# START OF Input data
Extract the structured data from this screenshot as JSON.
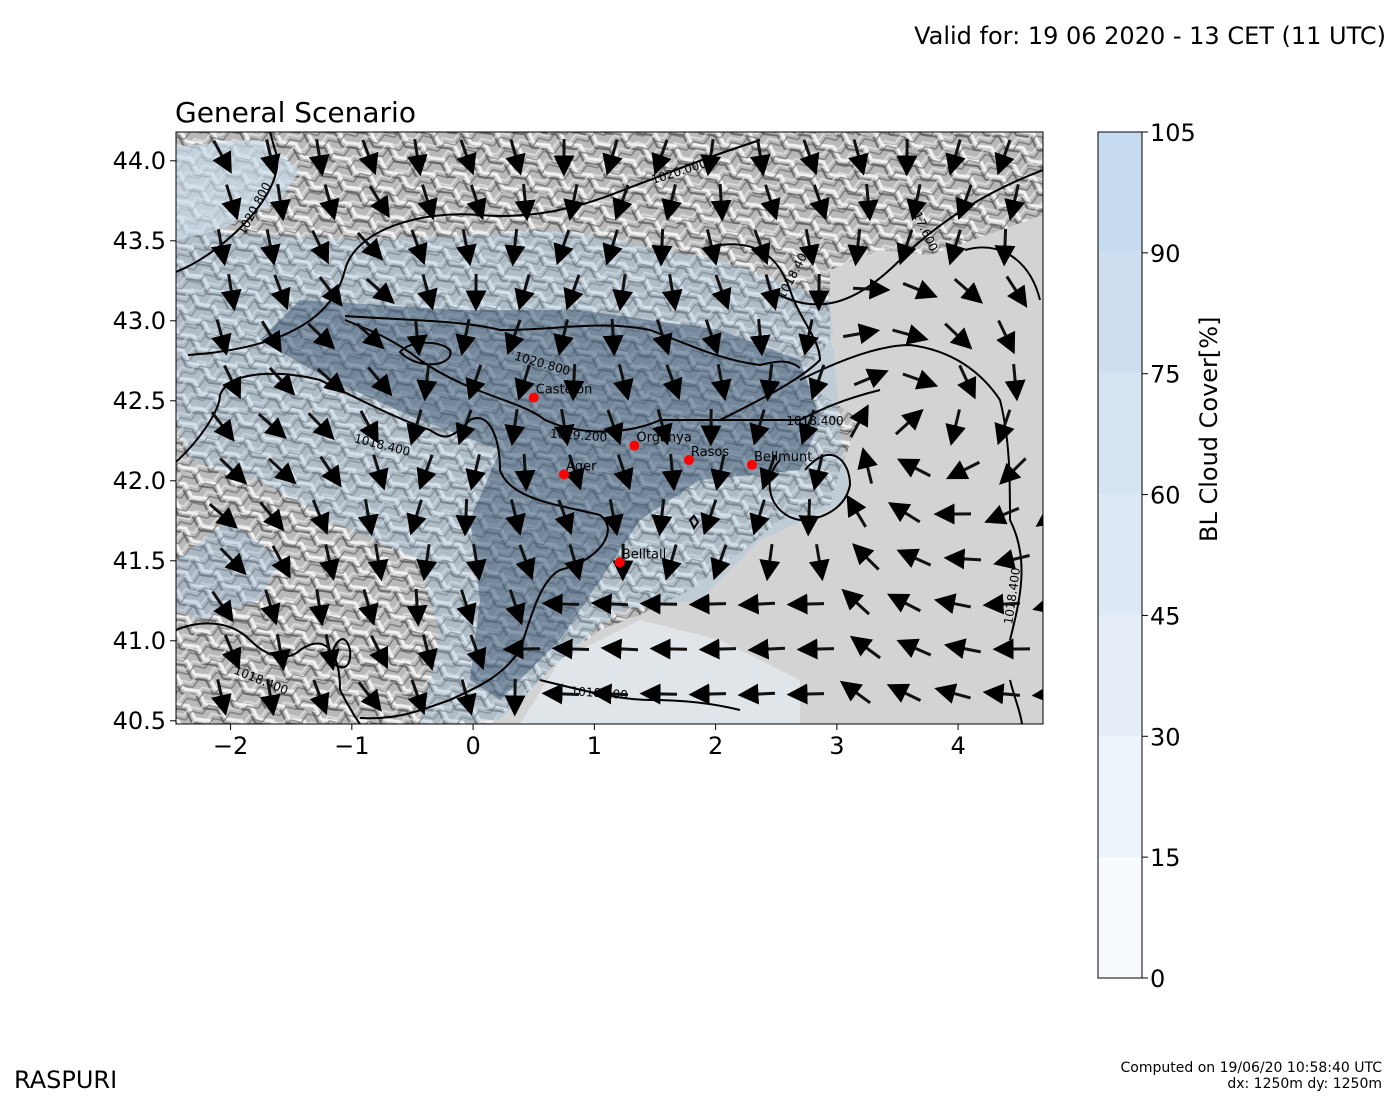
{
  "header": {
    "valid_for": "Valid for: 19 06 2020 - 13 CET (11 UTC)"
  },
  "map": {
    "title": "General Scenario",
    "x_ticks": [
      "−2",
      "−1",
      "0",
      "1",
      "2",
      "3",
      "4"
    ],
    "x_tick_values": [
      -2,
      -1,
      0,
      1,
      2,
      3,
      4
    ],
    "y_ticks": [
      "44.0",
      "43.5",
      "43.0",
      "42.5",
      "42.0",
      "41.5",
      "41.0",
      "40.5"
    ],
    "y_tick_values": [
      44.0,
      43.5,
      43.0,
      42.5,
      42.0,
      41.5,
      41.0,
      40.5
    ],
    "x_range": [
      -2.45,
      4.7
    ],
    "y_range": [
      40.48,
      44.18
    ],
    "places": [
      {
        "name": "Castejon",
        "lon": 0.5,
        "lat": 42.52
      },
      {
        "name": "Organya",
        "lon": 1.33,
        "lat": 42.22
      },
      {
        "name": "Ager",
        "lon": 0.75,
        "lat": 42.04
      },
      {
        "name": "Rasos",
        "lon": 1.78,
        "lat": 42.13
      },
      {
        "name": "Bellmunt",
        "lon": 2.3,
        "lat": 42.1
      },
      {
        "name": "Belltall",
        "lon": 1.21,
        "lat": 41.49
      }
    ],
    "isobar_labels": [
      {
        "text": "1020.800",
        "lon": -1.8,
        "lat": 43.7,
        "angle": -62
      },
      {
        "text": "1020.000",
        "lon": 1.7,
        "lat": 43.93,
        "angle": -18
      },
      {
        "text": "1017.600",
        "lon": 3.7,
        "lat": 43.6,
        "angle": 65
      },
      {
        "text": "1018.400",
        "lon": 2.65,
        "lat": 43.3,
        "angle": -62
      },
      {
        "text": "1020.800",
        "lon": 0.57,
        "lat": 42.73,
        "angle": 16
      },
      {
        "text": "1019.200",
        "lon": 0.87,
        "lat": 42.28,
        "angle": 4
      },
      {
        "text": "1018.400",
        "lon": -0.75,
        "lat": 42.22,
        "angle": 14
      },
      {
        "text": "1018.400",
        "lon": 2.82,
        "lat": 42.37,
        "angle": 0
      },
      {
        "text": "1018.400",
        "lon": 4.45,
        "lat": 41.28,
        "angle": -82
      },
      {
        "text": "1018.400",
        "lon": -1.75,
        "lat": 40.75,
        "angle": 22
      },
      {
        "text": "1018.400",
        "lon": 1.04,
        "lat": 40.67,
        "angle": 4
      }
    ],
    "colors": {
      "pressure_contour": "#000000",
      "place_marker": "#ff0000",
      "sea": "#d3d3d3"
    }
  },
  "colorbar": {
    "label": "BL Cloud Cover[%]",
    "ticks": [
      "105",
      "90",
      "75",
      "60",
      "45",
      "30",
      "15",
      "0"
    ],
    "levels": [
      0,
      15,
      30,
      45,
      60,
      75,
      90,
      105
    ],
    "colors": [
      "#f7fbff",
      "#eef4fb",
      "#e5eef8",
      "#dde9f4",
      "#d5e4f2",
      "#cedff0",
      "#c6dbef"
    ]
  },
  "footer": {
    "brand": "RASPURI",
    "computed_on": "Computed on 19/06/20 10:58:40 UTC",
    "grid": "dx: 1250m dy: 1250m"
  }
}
# END OF Input data
# START OF Input data
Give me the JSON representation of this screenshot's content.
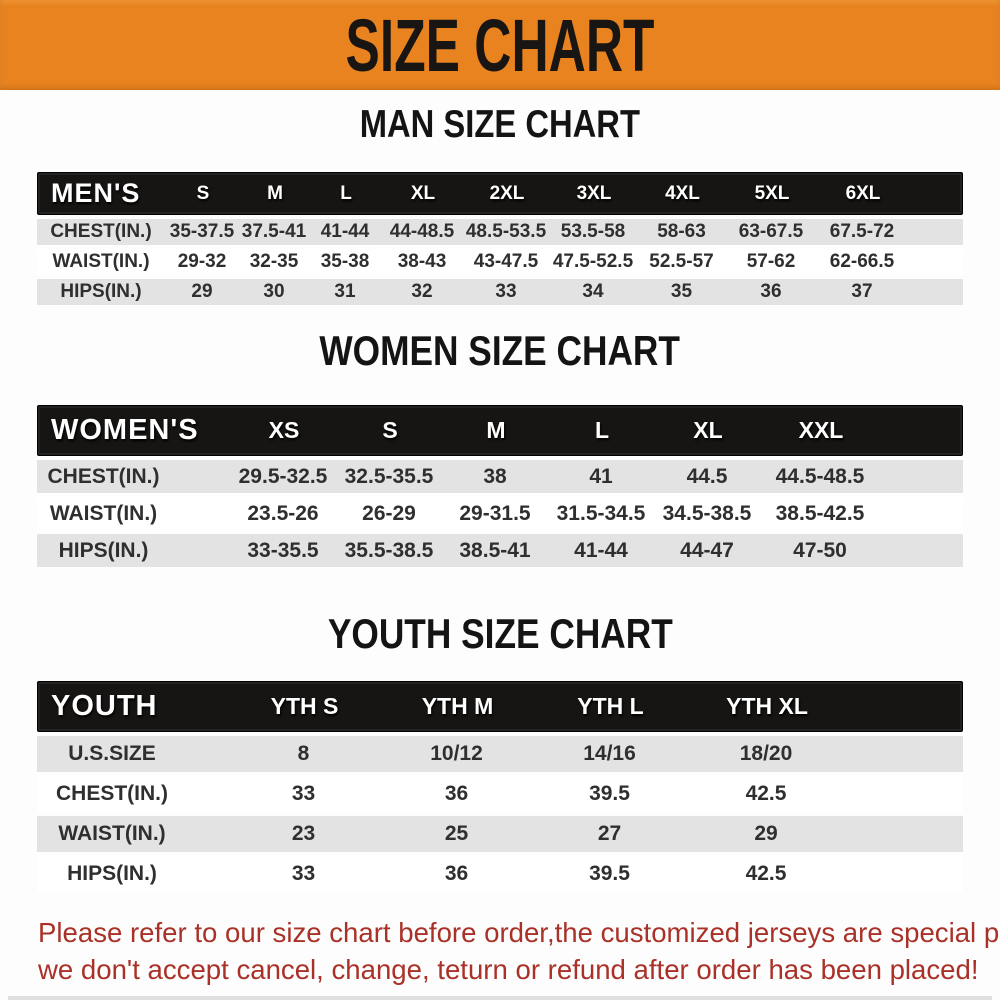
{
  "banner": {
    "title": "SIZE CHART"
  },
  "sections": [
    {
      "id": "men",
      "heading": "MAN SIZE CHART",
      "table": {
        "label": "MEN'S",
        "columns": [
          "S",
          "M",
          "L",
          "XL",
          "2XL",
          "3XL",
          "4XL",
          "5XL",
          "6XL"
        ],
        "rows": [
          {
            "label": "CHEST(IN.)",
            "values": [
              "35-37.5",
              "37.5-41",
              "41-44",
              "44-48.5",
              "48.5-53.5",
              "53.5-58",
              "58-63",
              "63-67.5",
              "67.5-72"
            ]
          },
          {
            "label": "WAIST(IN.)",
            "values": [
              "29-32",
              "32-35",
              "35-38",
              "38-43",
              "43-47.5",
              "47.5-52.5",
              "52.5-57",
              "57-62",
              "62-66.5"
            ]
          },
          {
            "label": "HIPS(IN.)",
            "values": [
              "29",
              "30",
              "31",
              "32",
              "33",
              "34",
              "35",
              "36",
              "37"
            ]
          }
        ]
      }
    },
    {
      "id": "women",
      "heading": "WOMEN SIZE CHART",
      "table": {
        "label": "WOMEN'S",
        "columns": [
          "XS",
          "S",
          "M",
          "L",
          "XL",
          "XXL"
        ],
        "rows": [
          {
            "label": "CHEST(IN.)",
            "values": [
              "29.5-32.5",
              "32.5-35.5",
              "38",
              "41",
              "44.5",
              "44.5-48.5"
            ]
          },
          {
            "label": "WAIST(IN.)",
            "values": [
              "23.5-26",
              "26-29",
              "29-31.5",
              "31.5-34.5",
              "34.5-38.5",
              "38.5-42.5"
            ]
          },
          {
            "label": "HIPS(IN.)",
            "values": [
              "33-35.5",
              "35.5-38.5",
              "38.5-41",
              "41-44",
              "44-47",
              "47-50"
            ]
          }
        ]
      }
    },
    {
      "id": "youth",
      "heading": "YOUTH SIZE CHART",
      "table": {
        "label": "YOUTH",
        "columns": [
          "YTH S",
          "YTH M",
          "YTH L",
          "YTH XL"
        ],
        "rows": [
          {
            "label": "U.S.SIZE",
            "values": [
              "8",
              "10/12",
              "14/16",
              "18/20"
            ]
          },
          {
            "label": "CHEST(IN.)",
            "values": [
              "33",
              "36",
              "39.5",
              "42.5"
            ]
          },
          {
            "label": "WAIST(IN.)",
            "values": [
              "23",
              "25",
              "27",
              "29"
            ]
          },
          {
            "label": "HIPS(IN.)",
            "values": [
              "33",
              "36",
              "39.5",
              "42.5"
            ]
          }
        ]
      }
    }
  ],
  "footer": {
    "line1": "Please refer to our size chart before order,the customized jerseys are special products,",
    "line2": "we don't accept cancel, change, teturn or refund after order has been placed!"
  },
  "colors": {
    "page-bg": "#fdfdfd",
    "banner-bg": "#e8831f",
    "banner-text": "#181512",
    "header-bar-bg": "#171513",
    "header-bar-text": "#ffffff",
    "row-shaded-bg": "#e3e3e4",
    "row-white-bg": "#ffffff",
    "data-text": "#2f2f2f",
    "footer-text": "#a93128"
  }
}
# END OF Input data
# START OF Input data
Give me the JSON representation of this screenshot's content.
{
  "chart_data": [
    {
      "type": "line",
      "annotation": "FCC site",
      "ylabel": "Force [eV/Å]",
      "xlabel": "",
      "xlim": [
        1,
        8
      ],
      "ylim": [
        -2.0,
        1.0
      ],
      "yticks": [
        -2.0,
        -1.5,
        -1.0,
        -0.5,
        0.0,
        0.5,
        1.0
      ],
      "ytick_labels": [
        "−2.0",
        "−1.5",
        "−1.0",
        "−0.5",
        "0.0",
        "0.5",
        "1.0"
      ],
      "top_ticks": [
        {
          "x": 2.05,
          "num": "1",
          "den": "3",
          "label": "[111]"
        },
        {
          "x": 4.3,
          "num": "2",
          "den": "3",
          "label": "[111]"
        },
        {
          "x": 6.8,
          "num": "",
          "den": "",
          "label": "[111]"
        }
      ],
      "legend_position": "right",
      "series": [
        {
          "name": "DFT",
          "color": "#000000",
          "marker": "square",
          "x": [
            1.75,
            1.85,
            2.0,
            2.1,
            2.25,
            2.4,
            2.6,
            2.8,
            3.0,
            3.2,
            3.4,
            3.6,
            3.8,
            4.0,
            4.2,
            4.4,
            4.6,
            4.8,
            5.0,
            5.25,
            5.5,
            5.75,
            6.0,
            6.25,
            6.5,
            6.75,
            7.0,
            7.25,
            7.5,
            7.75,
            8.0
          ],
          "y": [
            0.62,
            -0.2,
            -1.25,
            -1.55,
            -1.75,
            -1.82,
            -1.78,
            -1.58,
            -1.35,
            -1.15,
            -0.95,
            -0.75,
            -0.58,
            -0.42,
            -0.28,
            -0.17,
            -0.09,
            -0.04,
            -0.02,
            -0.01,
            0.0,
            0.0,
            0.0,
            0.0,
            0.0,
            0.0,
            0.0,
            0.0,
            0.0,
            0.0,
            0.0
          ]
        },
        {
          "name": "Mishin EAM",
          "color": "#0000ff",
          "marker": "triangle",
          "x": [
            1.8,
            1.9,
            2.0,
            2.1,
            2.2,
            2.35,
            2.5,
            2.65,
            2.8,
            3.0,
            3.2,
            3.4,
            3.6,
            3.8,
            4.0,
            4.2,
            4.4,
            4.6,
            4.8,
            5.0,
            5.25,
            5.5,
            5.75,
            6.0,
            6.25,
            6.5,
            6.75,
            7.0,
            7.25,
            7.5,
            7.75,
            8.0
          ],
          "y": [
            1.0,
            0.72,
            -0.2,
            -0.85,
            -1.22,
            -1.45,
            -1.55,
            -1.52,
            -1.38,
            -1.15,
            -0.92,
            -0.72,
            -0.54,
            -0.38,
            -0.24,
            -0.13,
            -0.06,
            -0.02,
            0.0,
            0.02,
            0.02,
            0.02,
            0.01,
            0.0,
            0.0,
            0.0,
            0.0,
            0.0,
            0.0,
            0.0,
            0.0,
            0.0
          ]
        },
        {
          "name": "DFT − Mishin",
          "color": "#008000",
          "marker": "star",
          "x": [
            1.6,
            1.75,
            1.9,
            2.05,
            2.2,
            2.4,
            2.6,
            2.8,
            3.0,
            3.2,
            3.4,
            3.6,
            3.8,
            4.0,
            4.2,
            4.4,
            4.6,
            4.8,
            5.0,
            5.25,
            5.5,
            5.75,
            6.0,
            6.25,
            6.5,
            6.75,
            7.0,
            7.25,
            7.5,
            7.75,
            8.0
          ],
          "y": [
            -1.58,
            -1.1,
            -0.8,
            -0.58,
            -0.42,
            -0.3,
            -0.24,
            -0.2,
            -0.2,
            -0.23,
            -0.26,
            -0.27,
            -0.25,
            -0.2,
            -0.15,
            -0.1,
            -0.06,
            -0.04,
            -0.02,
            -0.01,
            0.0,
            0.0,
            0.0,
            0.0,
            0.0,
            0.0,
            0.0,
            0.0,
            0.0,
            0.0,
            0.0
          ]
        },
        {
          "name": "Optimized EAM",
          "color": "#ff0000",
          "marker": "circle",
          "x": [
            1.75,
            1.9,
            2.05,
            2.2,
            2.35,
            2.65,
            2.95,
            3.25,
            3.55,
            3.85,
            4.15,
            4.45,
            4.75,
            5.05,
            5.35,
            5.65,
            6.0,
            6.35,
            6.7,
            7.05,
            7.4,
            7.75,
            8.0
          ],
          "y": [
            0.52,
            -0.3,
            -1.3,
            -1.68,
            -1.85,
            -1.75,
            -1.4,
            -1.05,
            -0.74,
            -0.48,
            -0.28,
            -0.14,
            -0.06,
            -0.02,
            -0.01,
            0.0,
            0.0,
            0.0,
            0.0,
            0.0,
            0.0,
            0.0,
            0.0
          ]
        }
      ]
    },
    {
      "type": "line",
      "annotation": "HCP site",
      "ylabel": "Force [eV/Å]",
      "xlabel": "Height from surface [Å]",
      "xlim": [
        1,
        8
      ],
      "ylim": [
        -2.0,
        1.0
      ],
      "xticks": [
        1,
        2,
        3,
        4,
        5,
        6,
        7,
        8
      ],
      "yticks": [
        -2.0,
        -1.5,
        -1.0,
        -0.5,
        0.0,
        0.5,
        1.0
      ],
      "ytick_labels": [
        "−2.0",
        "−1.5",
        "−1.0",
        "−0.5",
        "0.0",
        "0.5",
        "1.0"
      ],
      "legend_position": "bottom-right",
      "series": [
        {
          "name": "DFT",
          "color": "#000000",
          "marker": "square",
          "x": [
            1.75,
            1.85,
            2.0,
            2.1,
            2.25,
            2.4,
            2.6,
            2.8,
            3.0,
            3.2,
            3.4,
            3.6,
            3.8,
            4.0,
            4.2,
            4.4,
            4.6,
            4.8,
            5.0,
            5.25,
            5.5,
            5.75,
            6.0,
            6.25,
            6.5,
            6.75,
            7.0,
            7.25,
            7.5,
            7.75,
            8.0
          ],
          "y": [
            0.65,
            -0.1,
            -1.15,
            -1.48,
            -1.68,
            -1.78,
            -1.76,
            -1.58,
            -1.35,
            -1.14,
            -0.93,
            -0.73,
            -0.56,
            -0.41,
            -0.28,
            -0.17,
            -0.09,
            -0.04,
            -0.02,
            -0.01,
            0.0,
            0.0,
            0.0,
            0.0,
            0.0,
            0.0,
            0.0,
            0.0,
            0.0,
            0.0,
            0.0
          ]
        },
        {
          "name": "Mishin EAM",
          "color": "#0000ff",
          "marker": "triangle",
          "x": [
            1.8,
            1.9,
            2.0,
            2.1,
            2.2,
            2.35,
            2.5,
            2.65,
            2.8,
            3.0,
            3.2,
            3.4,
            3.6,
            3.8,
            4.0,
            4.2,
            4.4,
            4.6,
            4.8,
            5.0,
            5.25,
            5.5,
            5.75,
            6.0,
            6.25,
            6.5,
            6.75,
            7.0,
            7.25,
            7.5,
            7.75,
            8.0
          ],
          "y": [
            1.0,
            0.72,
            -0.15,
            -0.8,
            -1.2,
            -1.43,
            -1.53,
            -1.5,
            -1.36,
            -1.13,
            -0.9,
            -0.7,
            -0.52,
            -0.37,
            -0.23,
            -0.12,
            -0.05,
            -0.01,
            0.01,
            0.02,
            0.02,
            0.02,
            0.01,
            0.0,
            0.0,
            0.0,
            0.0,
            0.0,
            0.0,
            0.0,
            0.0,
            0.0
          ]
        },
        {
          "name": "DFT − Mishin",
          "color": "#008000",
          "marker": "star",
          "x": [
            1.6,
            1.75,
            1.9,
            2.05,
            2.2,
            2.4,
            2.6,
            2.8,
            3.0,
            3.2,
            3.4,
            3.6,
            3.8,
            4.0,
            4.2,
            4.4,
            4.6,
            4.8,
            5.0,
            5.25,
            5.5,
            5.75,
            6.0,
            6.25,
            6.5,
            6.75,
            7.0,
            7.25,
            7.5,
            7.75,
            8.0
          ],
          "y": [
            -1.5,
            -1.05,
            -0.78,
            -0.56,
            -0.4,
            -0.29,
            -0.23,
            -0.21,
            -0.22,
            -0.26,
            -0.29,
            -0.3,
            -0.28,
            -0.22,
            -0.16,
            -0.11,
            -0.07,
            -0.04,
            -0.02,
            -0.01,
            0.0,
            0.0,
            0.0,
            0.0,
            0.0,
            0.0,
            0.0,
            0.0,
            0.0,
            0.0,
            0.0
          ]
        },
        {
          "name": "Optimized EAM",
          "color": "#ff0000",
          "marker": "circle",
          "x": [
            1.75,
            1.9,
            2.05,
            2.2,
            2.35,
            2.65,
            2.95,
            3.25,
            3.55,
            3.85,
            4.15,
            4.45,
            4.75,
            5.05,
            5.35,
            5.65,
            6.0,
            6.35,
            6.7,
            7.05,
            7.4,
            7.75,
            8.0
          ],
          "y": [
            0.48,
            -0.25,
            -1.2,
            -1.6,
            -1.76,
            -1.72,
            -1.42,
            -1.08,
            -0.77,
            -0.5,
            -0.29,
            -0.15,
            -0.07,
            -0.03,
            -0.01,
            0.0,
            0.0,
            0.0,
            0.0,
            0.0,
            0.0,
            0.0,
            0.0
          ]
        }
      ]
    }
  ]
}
# END OF Input data
## What to work on
Every line in the data above that contains "title" needs to be copied.

## Response
    "title": "General Scenario",
    "title": "SIZE CHART"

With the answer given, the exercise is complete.